■ **Short task**
Set every record down verbatim and omit the pictures.

■ **Recorded data**
↓
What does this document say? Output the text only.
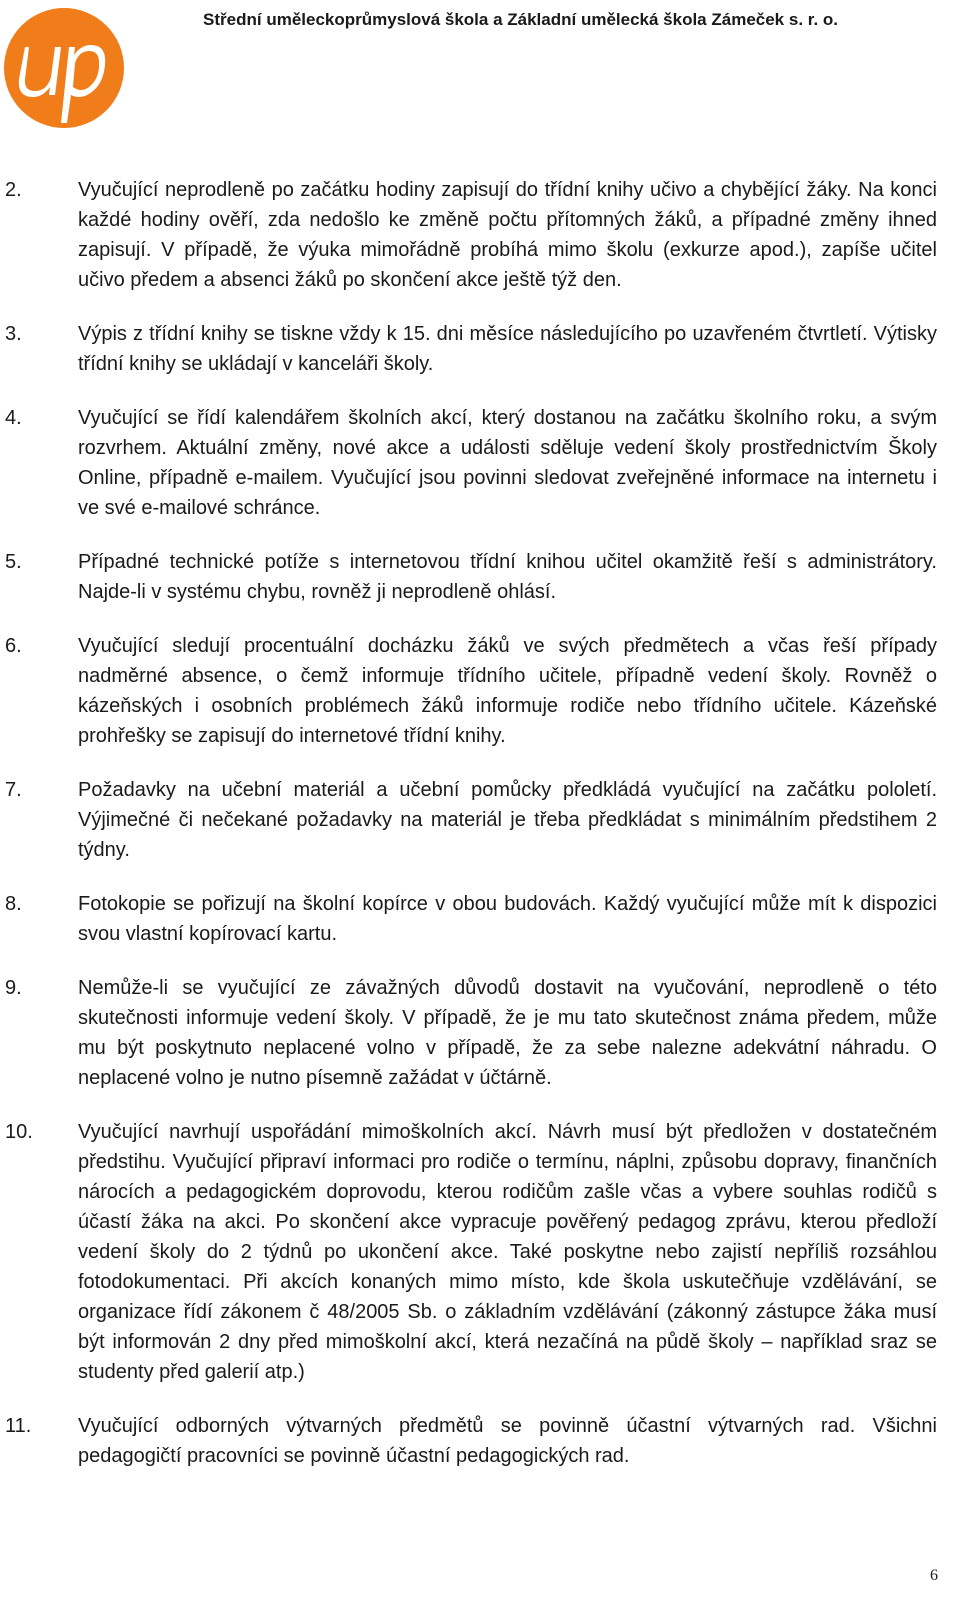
Střední uměleckoprůmyslová škola a Základní umělecká škola Zámeček s. r. o.
2.	Vyučující neprodleně po začátku hodiny zapisují do třídní knihy učivo a chybějící žáky. Na konci každé hodiny ověří, zda nedošlo ke změně počtu přítomných žáků, a případné změny ihned zapisují. V případě, že výuka mimořádně probíhá mimo školu (exkurze apod.), zapíše učitel učivo předem a absenci žáků po skončení akce ještě týž den.
3.	Výpis z třídní knihy se tiskne vždy k 15. dni měsíce následujícího po uzavřeném čtvrtletí. Výtisky třídní knihy se ukládají v kanceláři školy.
4.	Vyučující se řídí kalendářem školních akcí, který dostanou na začátku školního roku, a svým rozvrhem. Aktuální změny, nové akce a události sděluje vedení školy prostřednictvím Školy Online, případně e-mailem. Vyučující jsou povinni sledovat zveřejněné informace na internetu i ve své e-mailové schránce.
5.	Případné technické potíže s internetovou třídní knihou učitel okamžitě řeší s administrátory. Najde-li v systému chybu, rovněž ji neprodleně ohlásí.
6.	Vyučující sledují procentuální docházku žáků ve svých předmětech a včas řeší případy nadměrné absence, o čemž informuje třídního učitele, případně vedení školy. Rovněž o kázeňských i osobních problémech žáků informuje rodiče nebo třídního učitele. Kázeňské prohřešky se zapisují do internetové třídní knihy.
7.	Požadavky na učební materiál a učební pomůcky předkládá vyučující na začátku pololetí. Výjimečné či nečekané požadavky na materiál je třeba předkládat s minimálním předstihem 2 týdny.
8.	Fotokopie se pořizují na školní kopírce v obou budovách. Každý vyučující může mít k dispozici svou vlastní kopírovací kartu.
9.	Nemůže-li se vyučující ze závažných důvodů dostavit na vyučování, neprodleně o této skutečnosti informuje vedení školy. V případě, že je mu tato skutečnost známa předem, může mu být poskytnuto neplacené volno v případě, že za sebe nalezne adekvátní náhradu. O neplacené volno je nutno písemně zažádat v účtárně.
10. Vyučující navrhují uspořádání mimoškolních akcí. Návrh musí být předložen v dostatečném předstihu. Vyučující připraví informaci pro rodiče o termínu, náplni, způsobu dopravy, finančních nárocích a pedagogickém doprovodu, kterou rodičům zašle včas a vybere souhlas rodičů s účastí žáka na akci. Po skončení akce vypracuje pověřený pedagog zprávu, kterou předloží vedení školy do 2 týdnů po ukončení akce. Také poskytne nebo zajistí nepříliš rozsáhlou fotodokumentaci. Při akcích konaných mimo místo, kde škola uskutečňuje vzdělávání, se organizace řídí zákonem č 48/2005 Sb. o základním vzdělávání (zákonný zástupce žáka musí být informován 2 dny před mimoškolní akcí, která nezačíná na půdě školy – například sraz se studenty před galerií atp.)
11. Vyučující odborných výtvarných předmětů se povinně účastní výtvarných rad. Všichni pedagogičtí pracovníci se povinně účastní pedagogických rad.
6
↑
■ **Task response**
What does this document say? Output the text only.
Střední uměleckoprůmyslová škola a Základní umělecká škola Zámeček s. r. o.
2.	Vyučující neprodleně po začátku hodiny zapisují do třídní knihy učivo a chybějící žáky. Na konci každé hodiny ověří, zda nedošlo ke změně počtu přítomných žáků, a případné změny ihned zapisují. V případě, že výuka mimořádně probíhá mimo školu (exkurze apod.), zapíše učitel učivo předem a absenci žáků po skončení akce ještě týž den.
3.	Výpis z třídní knihy se tiskne vždy k 15. dni měsíce následujícího po uzavřeném čtvrtletí. Výtisky třídní knihy se ukládají v kanceláři školy.
4.	Vyučující se řídí kalendářem školních akcí, který dostanou na začátku školního roku, a svým rozvrhem. Aktuální změny, nové akce a události sděluje vedení školy prostřednictvím Školy Online, případně e-mailem. Vyučující jsou povinni sledovat zveřejněné informace na internetu i ve své e-mailové schránce.
5.	Případné technické potíže s internetovou třídní knihou učitel okamžitě řeší s administrátory. Najde-li v systému chybu, rovněž ji neprodleně ohlásí.
6.	Vyučující sledují procentuální docházku žáků ve svých předmětech a včas řeší případy nadměrné absence, o čemž informuje třídního učitele, případně vedení školy. Rovněž o kázeňských i osobních problémech žáků informuje rodiče nebo třídního učitele. Kázeňské prohřešky se zapisují do internetové třídní knihy.
7.	Požadavky na učební materiál a učební pomůcky předkládá vyučující na začátku pololetí. Výjimečné či nečekané požadavky na materiál je třeba předkládat s minimálním předstihem 2 týdny.
8.	Fotokopie se pořizují na školní kopírce v obou budovách. Každý vyučující může mít k dispozici svou vlastní kopírovací kartu.
9.	Nemůže-li se vyučující ze závažných důvodů dostavit na vyučování, neprodleně o této skutečnosti informuje vedení školy. V případě, že je mu tato skutečnost známa předem, může mu být poskytnuto neplacené volno v případě, že za sebe nalezne adekvátní náhradu. O neplacené volno je nutno písemně zažádat v účtárně.
10. Vyučující navrhují uspořádání mimoškolních akcí. Návrh musí být předložen v dostatečném předstihu. Vyučující připraví informaci pro rodiče o termínu, náplni, způsobu dopravy, finančních nárocích a pedagogickém doprovodu, kterou rodičům zašle včas a vybere souhlas rodičů s účastí žáka na akci. Po skončení akce vypracuje pověřený pedagog zprávu, kterou předloží vedení školy do 2 týdnů po ukončení akce. Také poskytne nebo zajistí nepříliš rozsáhlou fotodokumentaci. Při akcích konaných mimo místo, kde škola uskutečňuje vzdělávání, se organizace řídí zákonem č 48/2005 Sb. o základním vzdělávání (zákonný zástupce žáka musí být informován 2 dny před mimoškolní akcí, která nezačíná na půdě školy – například sraz se studenty před galerií atp.)
11. Vyučující odborných výtvarných předmětů se povinně účastní výtvarných rad. Všichni pedagogičtí pracovníci se povinně účastní pedagogických rad.
6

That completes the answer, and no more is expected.